■ **Aufgabe a**: Gib aus dem Textauszug unten wörtlich alles von „Dann kommt das“ bis hinunter zu „Juni, Juli, August.“ aus.

Dann kommt das mittlere Drittel, die beste Zeit der Schwangerschaft, vor lauter Hormonen scheint gefühlt jeden Tag die Sonne und alles fühlt sich trotz der veränderten Umstände leicht an. Das sind die Monate voll guter Hoffnung: Juni, Juli, August.
Das letzte Drittel wird dann mühsamer. Man schleppt sich durch die Tage und Wochen und spürt die Last deutlicher, braucht Pausen, wünscht sich den Tag herbei, an dem es ein Ende hat. September, Oktober, November. Aber dann, in diesen Tagen kurz vor Weihnachten, dann ist es soweit. Dann kommt ja das Kind.

■ **Aufgabe b**: Stelle bitte aus den Einträgen unten alles von der Zeile mit „Text: count: count bbox=[70, 350, 101, 360]“ bis hinunter zur Zeile mit „Point bbox=[189, 105, 198, 111]“, beide eingeschlossen, als nummerierte Liste ohne Leerzeilen dar.

■ **Datenzeilen**:
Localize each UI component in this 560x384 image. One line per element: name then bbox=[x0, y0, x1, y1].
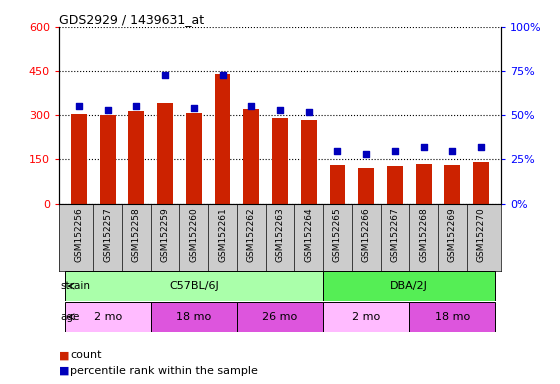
Text: count: count bbox=[70, 350, 101, 360]
Text: 18 mo: 18 mo bbox=[435, 312, 470, 322]
Text: GSM152257: GSM152257 bbox=[103, 207, 112, 262]
Bar bbox=[186, 113, 202, 204]
Text: DBA/2J: DBA/2J bbox=[390, 281, 428, 291]
Text: 2 mo: 2 mo bbox=[352, 312, 380, 322]
Bar bbox=[323, 271, 496, 301]
Bar bbox=[100, 114, 115, 204]
Point bbox=[477, 144, 486, 150]
Text: ■: ■ bbox=[59, 366, 69, 376]
Bar bbox=[64, 271, 323, 301]
Point bbox=[247, 103, 256, 109]
Bar bbox=[151, 302, 237, 331]
Point bbox=[189, 105, 198, 111]
Point bbox=[74, 103, 83, 109]
Bar bbox=[128, 111, 144, 204]
Bar bbox=[71, 114, 87, 204]
Bar bbox=[329, 165, 346, 204]
Point bbox=[161, 71, 170, 78]
Point bbox=[390, 147, 399, 154]
Point bbox=[419, 144, 428, 150]
Point bbox=[276, 107, 284, 113]
Text: GSM152269: GSM152269 bbox=[448, 207, 457, 262]
Bar bbox=[157, 103, 173, 204]
Point bbox=[103, 107, 112, 113]
Point bbox=[132, 103, 141, 109]
Bar bbox=[64, 302, 151, 331]
Text: GSM152256: GSM152256 bbox=[74, 207, 83, 262]
Bar bbox=[409, 302, 496, 331]
Text: 2 mo: 2 mo bbox=[94, 312, 122, 322]
Text: GSM152259: GSM152259 bbox=[161, 207, 170, 262]
Text: GSM152267: GSM152267 bbox=[390, 207, 399, 262]
Text: GSM152270: GSM152270 bbox=[477, 207, 486, 262]
Bar bbox=[323, 302, 409, 331]
Text: GSM152258: GSM152258 bbox=[132, 207, 141, 262]
Text: GDS2929 / 1439631_at: GDS2929 / 1439631_at bbox=[59, 13, 204, 26]
Text: ■: ■ bbox=[59, 350, 69, 360]
Bar bbox=[473, 162, 489, 204]
Text: age: age bbox=[60, 312, 80, 322]
Point bbox=[362, 151, 371, 157]
Text: GSM152268: GSM152268 bbox=[419, 207, 428, 262]
Bar bbox=[416, 164, 432, 204]
Text: GSM152264: GSM152264 bbox=[304, 207, 313, 262]
Bar bbox=[214, 74, 231, 204]
Point bbox=[304, 109, 313, 115]
Text: strain: strain bbox=[60, 281, 90, 291]
Text: percentile rank within the sample: percentile rank within the sample bbox=[70, 366, 258, 376]
Text: GSM152265: GSM152265 bbox=[333, 207, 342, 262]
Bar bbox=[445, 165, 460, 204]
Text: GSM152261: GSM152261 bbox=[218, 207, 227, 262]
Text: GSM152260: GSM152260 bbox=[189, 207, 198, 262]
Bar bbox=[358, 167, 374, 204]
Point bbox=[333, 147, 342, 154]
Bar bbox=[237, 302, 323, 331]
Point bbox=[448, 147, 457, 154]
Text: GSM152262: GSM152262 bbox=[247, 207, 256, 262]
Text: GSM152263: GSM152263 bbox=[276, 207, 284, 262]
Bar bbox=[272, 118, 288, 204]
Text: GSM152266: GSM152266 bbox=[362, 207, 371, 262]
Bar bbox=[244, 109, 259, 204]
Bar bbox=[301, 120, 316, 204]
Text: 18 mo: 18 mo bbox=[176, 312, 212, 322]
Text: 26 mo: 26 mo bbox=[263, 312, 297, 322]
Point bbox=[218, 71, 227, 78]
Text: C57BL/6J: C57BL/6J bbox=[169, 281, 219, 291]
Bar bbox=[387, 166, 403, 204]
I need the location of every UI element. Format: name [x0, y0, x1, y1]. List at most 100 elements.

■ **Erwartete Antwort a**:
Dann kommt das mittlere Drittel, die beste Zeit der Schwangerschaft, vor lauter Hormonen scheint gefühlt jeden Tag die Sonne und alles fühlt sich trotz der veränderten Umstände leicht an. Das sind die Monate voll guter Hoffnung: Juni, Juli, August.

■ **Erwartete Antwort b**:
1. Text: count: count bbox=[70, 350, 101, 360]
2. Text: 18 mo: 18 mo bbox=[435, 312, 470, 322]
3. Text: GSM152257: GSM152257 bbox=[103, 207, 112, 262]
4. Bar bbox=[186, 113, 202, 204]
5. Text: DBA/2J: DBA/2J bbox=[390, 281, 428, 291]
6. Text: 2 mo: 2 mo bbox=[352, 312, 380, 322]
7. Bar bbox=[323, 271, 496, 301]
8. Bar bbox=[100, 114, 115, 204]
9. Point bbox=[477, 144, 486, 150]
10. Text: ■: ■ bbox=[59, 366, 69, 376]
11. Bar bbox=[64, 271, 323, 301]
12. Point bbox=[247, 103, 256, 109]
13. Bar bbox=[151, 302, 237, 331]
14. Point bbox=[189, 105, 198, 111]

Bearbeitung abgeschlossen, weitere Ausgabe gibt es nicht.